_MATERIAL FOR THE TASK_:
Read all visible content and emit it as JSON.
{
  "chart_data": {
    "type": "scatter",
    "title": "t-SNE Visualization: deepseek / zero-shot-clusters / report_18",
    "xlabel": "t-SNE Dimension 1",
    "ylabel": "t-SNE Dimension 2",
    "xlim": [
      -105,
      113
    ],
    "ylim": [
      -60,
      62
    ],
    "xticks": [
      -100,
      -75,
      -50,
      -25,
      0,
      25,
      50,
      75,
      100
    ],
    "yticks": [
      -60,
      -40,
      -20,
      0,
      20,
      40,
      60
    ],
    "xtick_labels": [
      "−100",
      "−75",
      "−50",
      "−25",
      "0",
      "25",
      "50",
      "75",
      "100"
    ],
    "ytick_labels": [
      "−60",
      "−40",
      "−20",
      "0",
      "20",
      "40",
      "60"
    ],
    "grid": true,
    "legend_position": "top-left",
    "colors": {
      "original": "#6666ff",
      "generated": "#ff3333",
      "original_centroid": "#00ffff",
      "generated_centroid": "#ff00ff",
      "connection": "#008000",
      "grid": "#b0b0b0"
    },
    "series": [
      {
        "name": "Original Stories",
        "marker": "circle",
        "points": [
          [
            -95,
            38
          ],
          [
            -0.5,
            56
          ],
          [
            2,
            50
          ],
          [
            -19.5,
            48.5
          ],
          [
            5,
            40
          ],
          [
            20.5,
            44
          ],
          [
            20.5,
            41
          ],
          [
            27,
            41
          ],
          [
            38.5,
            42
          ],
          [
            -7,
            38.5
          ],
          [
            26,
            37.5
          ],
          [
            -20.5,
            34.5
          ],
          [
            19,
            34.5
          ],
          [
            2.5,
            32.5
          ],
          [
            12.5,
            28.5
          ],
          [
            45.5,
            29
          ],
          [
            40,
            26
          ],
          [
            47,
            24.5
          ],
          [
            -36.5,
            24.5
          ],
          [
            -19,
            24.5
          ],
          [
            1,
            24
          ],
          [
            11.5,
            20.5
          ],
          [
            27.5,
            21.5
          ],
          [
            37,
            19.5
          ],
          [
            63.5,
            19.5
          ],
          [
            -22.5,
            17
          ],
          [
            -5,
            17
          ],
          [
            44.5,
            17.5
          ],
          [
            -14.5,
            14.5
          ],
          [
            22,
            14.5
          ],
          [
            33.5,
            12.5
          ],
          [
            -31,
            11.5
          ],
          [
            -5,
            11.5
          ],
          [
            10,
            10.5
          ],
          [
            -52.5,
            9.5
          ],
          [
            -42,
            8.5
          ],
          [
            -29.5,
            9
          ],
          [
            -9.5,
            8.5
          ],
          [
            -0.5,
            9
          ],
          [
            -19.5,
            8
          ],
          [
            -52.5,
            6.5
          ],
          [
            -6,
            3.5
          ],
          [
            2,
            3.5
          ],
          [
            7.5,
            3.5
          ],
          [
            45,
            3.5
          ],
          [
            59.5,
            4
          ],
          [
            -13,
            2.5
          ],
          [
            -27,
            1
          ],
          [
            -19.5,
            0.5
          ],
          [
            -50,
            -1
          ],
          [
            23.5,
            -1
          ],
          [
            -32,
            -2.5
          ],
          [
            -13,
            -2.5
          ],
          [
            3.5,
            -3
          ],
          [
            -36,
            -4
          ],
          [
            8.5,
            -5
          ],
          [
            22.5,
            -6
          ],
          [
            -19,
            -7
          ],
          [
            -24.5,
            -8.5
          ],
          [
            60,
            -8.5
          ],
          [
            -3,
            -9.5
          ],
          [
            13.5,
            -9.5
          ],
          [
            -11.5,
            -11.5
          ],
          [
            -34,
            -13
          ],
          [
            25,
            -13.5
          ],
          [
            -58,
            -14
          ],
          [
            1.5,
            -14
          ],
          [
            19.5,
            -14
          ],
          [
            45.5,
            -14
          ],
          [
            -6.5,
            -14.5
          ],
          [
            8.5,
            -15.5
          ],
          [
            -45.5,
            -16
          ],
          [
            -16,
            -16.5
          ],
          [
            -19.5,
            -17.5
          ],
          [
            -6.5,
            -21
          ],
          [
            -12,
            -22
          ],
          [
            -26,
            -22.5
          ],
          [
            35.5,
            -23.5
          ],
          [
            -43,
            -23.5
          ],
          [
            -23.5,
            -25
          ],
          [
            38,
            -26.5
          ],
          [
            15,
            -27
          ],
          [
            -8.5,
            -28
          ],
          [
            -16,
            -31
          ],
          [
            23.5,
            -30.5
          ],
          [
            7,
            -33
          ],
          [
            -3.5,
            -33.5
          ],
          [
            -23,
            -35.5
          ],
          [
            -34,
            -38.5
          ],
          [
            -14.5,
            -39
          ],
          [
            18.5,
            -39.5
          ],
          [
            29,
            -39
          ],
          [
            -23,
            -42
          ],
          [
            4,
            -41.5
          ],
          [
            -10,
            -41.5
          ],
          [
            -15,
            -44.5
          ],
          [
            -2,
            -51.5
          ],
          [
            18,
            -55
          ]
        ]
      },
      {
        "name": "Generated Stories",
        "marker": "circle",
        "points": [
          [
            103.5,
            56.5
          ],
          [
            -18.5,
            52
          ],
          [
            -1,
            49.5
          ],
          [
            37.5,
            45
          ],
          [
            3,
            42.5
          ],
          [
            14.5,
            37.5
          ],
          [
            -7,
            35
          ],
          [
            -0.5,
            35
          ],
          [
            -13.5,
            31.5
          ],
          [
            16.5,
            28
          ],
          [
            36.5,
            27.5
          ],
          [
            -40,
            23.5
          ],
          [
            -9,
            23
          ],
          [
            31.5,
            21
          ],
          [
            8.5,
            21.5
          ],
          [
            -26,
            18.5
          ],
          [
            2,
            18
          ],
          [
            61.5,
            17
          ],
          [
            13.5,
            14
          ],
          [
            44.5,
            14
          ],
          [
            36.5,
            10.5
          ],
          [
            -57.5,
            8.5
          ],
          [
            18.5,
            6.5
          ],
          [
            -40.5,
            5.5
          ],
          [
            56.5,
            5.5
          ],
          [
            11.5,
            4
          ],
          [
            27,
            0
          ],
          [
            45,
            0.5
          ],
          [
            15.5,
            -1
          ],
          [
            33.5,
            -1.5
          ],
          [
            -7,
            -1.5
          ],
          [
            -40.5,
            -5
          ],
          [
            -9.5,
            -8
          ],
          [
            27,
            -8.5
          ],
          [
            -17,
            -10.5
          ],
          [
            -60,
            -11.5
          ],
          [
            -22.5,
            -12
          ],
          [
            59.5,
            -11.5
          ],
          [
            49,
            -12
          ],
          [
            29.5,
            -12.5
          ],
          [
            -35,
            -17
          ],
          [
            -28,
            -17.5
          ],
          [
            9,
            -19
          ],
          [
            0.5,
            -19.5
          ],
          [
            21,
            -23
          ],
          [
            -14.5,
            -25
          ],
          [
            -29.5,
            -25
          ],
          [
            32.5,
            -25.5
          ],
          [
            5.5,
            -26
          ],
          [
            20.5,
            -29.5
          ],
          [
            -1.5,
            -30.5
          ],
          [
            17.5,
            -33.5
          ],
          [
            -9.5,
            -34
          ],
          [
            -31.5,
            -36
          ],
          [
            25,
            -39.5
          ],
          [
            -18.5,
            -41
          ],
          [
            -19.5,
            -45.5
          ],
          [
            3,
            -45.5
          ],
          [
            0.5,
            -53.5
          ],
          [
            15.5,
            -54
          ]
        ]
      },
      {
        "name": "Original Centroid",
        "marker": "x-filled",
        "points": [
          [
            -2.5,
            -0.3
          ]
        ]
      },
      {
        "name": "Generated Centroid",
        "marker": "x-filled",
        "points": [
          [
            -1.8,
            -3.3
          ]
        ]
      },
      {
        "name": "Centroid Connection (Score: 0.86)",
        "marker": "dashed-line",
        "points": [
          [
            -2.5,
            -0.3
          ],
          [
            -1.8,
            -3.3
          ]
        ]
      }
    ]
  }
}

_WHAT TO PRODUCE_: Identify the lines above with the word "name". Copy them.

_EXERCISE OUTPUT_:
        "name": "Original Stories",
        "name": "Generated Stories",
        "name": "Original Centroid",
        "name": "Generated Centroid",
        "name": "Centroid Connection (Score: 0.86)",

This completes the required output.